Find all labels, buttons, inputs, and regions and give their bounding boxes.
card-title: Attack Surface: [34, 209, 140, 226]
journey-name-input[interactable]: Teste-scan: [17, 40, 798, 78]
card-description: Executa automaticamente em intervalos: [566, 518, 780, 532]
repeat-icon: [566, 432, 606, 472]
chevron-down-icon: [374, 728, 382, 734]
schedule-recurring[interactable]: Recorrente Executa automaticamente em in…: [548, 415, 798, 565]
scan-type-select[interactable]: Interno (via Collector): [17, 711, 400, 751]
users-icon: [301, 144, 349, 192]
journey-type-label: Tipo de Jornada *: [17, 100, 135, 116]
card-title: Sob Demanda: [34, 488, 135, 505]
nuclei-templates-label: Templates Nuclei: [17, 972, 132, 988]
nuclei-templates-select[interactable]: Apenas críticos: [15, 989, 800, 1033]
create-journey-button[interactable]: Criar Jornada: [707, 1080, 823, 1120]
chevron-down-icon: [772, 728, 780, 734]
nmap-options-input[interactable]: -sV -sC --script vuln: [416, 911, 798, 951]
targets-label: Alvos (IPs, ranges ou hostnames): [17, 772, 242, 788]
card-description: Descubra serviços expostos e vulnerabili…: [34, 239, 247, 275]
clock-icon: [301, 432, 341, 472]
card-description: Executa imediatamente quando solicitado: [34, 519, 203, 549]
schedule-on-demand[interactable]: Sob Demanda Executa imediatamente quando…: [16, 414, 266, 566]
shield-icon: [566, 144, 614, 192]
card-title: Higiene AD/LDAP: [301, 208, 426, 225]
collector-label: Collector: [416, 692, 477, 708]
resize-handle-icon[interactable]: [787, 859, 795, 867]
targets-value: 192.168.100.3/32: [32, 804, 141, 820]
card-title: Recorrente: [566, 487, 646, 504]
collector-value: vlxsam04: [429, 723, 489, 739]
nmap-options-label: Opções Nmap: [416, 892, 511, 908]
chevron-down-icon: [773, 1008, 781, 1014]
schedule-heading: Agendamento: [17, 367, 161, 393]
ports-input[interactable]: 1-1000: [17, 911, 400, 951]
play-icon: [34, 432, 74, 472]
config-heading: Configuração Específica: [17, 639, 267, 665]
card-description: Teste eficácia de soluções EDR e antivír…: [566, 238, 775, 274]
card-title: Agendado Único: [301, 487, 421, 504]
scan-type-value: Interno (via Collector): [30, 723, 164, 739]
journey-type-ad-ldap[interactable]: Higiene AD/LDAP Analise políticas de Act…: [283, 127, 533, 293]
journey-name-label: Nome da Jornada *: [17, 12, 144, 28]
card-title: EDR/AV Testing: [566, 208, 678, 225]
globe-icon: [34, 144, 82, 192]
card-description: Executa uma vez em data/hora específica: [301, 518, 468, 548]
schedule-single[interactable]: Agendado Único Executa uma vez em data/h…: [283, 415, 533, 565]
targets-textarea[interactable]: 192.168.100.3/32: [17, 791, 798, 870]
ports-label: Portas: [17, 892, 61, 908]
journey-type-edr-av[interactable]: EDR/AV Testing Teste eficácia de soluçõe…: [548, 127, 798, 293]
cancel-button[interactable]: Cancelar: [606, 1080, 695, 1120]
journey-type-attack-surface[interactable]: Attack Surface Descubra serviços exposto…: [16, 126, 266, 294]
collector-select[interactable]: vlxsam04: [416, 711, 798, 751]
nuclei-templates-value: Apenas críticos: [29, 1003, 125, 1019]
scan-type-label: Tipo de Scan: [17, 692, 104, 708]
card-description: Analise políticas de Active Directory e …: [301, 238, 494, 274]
◆ ◆ ◆ ◆ ◆ ◆ ◆
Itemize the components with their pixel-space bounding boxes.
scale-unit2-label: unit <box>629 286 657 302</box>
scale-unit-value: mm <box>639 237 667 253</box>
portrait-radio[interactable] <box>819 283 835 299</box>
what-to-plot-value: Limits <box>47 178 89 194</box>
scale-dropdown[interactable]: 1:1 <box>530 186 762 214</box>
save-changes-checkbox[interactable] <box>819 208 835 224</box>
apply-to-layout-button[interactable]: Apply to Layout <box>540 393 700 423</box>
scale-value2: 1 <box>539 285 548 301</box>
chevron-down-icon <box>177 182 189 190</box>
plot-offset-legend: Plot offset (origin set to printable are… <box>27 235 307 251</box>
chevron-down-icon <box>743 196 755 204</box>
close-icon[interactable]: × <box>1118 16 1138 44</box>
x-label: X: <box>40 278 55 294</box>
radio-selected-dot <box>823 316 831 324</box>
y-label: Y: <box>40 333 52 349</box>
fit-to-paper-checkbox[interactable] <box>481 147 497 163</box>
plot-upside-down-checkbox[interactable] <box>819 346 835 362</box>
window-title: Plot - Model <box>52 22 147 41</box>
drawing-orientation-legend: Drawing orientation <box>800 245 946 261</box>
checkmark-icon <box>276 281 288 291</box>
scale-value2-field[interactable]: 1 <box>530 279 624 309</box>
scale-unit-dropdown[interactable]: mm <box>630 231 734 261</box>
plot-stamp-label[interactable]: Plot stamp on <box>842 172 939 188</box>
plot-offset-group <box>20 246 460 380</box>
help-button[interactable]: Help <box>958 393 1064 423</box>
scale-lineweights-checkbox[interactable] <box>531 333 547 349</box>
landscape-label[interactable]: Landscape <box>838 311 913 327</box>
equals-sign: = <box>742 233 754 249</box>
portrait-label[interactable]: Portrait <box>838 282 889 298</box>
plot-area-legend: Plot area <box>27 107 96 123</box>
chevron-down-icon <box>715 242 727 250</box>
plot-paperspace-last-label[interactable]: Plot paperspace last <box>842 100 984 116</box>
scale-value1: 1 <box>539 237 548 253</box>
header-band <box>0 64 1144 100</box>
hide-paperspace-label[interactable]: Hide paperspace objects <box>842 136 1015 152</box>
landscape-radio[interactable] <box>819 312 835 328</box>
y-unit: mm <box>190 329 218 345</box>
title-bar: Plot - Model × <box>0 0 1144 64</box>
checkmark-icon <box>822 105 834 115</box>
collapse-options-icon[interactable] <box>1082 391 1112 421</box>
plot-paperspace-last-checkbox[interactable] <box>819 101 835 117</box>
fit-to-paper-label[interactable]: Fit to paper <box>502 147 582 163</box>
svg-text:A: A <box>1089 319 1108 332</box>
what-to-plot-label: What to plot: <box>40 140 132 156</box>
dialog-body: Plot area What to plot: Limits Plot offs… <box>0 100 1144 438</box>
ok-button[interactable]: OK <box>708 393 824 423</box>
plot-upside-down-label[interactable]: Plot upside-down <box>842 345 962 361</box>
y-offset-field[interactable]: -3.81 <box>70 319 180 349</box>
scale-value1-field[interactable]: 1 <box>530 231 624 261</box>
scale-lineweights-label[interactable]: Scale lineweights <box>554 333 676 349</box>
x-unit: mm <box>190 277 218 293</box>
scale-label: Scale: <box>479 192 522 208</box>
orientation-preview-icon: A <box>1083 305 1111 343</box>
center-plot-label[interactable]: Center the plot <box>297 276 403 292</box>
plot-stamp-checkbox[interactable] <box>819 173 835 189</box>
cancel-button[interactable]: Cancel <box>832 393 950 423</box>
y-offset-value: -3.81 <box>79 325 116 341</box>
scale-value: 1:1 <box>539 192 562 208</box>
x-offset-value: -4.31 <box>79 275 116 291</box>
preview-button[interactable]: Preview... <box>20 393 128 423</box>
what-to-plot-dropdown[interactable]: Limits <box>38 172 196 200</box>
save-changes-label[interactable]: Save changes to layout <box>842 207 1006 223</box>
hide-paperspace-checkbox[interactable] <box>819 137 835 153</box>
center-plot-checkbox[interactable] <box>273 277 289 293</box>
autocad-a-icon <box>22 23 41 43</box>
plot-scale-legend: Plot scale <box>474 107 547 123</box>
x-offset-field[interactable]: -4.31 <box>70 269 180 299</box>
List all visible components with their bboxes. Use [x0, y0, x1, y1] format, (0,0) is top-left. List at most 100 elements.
◆ ◆ ◆ ◆ ◆ ◆ ◆
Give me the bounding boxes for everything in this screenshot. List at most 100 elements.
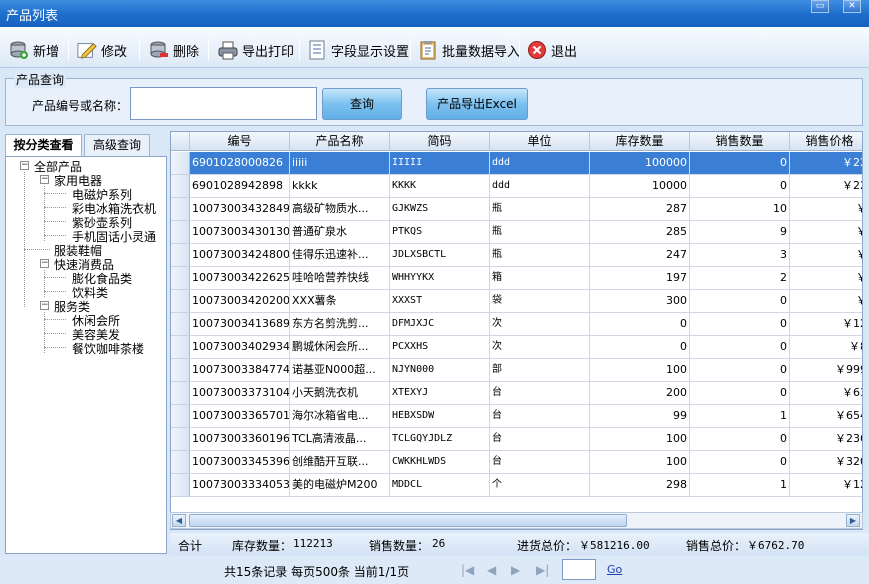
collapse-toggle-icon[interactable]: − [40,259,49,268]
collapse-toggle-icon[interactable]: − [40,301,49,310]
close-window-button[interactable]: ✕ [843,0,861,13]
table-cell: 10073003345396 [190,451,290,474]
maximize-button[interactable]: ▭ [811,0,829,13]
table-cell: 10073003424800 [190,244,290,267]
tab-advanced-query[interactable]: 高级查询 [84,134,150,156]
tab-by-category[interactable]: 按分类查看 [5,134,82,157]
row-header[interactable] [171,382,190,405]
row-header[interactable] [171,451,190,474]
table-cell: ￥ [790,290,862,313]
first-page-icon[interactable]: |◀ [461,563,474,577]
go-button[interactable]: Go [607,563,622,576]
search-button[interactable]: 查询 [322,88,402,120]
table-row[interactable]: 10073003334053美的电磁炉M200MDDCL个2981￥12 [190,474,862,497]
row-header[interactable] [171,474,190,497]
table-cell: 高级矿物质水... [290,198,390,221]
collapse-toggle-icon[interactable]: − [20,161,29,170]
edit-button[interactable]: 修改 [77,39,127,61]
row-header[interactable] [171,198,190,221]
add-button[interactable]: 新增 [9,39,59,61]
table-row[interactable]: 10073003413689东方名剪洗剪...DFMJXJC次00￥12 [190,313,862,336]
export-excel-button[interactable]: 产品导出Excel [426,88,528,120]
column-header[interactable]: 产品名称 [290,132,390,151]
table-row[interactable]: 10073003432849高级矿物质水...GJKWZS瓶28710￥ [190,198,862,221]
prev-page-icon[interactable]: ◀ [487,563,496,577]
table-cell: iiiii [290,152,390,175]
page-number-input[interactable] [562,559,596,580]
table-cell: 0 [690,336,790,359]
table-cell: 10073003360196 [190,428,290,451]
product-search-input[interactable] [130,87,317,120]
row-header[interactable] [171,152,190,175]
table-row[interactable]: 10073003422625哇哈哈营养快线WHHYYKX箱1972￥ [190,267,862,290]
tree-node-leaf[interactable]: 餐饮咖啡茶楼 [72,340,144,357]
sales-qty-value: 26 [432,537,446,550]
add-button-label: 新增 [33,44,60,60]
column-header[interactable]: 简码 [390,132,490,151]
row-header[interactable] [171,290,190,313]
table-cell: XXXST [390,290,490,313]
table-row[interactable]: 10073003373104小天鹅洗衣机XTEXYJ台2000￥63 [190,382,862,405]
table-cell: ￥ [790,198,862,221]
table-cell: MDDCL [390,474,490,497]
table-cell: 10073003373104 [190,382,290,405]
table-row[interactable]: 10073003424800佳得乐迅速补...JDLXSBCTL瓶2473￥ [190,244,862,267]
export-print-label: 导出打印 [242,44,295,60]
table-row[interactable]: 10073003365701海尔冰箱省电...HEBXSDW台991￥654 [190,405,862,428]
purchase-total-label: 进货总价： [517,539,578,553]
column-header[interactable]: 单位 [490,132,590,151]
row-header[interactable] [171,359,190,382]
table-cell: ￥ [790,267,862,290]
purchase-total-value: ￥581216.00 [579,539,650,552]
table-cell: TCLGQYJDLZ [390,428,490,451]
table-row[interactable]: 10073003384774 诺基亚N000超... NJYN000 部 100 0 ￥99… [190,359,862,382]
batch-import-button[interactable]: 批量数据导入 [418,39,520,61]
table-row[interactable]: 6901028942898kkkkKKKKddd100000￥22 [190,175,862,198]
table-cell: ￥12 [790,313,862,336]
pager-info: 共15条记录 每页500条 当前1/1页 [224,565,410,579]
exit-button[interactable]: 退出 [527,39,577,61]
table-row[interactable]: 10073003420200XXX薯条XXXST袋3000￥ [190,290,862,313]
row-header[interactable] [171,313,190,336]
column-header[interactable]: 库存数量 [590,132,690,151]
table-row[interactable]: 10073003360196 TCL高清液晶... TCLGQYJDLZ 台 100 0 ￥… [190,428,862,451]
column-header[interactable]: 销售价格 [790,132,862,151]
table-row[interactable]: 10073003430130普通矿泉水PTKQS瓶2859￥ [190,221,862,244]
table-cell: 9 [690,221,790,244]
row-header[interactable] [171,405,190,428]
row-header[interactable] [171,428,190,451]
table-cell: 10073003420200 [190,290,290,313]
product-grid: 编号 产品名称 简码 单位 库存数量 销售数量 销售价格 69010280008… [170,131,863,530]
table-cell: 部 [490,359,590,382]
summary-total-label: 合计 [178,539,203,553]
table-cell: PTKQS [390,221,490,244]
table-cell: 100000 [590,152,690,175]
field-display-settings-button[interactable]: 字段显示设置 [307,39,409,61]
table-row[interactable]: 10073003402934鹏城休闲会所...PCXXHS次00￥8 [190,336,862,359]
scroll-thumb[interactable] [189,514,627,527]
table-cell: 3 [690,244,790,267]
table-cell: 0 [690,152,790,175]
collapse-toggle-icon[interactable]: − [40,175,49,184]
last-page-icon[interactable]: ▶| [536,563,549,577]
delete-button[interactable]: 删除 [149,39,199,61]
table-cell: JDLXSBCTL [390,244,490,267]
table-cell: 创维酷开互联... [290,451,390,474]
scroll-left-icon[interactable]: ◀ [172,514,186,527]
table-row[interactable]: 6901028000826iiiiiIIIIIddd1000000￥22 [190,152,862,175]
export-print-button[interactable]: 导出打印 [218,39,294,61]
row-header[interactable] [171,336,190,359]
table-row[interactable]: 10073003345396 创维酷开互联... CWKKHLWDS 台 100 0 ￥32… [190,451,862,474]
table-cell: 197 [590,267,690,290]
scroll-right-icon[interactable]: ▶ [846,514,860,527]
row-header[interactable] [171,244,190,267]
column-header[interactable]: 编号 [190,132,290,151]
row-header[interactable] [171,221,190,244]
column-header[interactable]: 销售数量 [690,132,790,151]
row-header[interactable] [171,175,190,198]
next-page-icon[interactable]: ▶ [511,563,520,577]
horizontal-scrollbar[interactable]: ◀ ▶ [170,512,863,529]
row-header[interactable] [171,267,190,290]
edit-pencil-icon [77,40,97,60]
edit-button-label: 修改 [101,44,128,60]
◆ ◆ ◆ ◆ ◆ ◆ ◆
GOAL OF THE EXERCISE -
Quote the rows word for word, from the row containing "Find all labels, buttons, inputs, and" through the row containing "repeat-icon: [566, 432, 606, 472]".

FULL OUTPUT -
Find all labels, buttons, inputs, and regions and give their bounding boxes.
card-title: Attack Surface: [34, 209, 140, 226]
journey-name-input[interactable]: Teste-scan: [17, 40, 798, 78]
card-description: Executa automaticamente em intervalos: [566, 518, 780, 532]
repeat-icon: [566, 432, 606, 472]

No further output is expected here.